Aim:
In the data below, locate each line with the word "business" and list it.

Dataset entries on figures:
══════════════════════════════
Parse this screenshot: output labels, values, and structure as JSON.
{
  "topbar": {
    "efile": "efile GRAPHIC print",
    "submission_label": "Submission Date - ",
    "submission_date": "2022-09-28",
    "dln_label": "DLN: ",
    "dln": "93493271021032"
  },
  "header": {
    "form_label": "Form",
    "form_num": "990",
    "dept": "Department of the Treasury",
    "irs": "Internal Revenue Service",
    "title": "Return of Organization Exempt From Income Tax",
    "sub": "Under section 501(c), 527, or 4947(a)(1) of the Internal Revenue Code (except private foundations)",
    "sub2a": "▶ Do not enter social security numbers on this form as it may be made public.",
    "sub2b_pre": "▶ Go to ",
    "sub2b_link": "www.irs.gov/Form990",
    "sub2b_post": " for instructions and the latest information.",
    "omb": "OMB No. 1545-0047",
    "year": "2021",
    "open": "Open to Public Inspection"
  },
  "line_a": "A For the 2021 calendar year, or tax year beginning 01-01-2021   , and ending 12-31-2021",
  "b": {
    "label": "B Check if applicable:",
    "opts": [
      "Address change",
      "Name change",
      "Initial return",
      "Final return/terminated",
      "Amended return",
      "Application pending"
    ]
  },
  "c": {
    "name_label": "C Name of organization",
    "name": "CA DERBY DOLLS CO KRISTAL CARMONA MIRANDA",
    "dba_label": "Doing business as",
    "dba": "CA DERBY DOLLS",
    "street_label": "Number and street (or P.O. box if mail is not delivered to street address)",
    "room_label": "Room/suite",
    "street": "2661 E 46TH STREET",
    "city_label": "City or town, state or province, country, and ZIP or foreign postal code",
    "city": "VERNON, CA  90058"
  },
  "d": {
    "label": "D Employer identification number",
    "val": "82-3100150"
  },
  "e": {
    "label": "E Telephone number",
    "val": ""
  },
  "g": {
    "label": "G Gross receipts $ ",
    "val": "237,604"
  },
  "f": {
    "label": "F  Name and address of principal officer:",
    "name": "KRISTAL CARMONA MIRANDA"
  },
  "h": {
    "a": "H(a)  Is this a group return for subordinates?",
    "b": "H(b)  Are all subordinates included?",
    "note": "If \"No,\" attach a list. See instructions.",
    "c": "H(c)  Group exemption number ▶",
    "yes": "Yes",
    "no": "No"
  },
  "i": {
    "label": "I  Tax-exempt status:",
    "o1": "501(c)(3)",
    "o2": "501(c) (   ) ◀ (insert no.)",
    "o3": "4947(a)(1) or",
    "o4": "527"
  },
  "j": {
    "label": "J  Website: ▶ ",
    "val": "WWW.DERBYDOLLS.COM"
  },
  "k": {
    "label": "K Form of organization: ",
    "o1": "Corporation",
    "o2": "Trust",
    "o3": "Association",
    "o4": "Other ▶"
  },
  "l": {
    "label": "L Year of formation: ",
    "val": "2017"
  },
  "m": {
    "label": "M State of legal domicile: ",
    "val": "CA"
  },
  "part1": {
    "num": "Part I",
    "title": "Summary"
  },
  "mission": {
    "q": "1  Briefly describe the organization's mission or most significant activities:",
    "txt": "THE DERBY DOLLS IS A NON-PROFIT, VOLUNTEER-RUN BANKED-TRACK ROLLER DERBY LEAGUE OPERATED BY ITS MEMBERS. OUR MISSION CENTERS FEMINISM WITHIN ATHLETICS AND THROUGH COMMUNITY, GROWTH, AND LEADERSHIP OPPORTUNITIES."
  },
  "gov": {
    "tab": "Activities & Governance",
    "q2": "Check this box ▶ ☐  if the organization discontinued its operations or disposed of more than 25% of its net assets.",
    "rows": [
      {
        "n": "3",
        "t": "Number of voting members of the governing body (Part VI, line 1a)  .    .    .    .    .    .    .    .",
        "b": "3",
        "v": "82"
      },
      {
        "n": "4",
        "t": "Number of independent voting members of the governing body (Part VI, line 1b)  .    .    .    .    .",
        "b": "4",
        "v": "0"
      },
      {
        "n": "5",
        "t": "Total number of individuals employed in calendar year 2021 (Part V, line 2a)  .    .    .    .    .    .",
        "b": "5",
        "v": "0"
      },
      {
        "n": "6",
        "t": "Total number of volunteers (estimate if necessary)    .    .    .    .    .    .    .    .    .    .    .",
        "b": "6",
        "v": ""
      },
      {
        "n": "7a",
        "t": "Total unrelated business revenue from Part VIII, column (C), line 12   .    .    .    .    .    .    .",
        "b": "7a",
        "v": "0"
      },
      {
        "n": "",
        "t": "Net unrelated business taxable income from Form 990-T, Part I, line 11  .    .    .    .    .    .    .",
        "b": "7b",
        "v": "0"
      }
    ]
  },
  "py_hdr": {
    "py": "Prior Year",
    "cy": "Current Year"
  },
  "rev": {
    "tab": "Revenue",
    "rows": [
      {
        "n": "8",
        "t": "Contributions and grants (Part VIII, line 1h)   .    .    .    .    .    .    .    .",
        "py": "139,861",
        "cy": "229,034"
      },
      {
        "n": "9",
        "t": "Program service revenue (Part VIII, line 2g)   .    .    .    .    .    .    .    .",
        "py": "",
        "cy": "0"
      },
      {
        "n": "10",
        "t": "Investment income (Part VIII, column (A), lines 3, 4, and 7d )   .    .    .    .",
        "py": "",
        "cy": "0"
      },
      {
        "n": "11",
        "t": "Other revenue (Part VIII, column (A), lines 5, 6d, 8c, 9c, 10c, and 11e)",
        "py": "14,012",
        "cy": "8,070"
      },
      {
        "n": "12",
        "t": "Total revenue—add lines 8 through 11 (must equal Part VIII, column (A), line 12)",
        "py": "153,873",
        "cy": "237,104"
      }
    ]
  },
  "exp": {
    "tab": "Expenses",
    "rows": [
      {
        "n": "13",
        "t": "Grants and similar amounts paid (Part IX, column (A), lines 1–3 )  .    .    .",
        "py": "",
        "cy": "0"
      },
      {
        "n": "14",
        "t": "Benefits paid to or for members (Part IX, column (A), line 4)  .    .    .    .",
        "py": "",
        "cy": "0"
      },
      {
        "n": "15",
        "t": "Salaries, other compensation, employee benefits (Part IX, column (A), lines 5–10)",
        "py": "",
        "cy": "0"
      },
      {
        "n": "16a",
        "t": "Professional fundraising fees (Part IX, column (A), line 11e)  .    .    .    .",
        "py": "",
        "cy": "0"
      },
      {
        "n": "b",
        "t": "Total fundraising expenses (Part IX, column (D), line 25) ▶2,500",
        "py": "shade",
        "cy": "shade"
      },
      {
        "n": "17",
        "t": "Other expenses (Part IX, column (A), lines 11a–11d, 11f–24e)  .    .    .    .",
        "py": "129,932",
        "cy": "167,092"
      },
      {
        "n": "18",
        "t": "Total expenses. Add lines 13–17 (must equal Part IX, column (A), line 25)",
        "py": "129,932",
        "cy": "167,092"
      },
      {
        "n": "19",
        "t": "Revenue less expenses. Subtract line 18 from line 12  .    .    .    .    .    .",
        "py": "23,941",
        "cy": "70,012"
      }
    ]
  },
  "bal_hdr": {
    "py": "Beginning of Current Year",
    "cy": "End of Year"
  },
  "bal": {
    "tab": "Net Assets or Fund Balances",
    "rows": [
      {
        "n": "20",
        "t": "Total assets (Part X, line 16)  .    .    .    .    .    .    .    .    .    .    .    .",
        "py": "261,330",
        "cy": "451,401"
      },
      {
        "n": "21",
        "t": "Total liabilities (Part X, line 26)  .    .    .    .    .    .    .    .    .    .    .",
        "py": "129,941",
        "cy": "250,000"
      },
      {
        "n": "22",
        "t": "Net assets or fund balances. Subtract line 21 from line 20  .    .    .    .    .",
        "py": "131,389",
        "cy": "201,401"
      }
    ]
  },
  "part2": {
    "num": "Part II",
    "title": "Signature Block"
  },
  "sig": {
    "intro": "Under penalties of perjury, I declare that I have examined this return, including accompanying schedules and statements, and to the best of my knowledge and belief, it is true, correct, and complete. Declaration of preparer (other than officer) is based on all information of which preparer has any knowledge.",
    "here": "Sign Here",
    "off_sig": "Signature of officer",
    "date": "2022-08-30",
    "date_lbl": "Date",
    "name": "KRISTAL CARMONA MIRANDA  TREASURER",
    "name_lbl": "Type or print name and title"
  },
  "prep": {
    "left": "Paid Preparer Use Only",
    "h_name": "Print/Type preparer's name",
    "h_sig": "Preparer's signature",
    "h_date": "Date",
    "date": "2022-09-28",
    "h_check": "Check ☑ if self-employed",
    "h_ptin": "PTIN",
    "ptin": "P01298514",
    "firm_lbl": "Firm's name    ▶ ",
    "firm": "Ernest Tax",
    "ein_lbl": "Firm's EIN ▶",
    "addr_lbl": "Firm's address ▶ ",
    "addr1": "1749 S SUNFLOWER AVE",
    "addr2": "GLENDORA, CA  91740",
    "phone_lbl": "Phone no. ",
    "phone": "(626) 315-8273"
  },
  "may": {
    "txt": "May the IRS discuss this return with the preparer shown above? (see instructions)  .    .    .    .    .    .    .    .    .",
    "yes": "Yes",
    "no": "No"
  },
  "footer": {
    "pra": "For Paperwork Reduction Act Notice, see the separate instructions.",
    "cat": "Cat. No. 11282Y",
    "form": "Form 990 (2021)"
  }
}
══════════════════════════════
Reply to the exercise:
    "dba_label": "Doing business as",
        "t": "Total unrelated business revenue from Part VIII, column (C), line 12   .    .    .    .    .    .    .",
        "t": "Net unrelated business taxable income from Form 990-T, Part I, line 11  .    .    .    .    .    .    .",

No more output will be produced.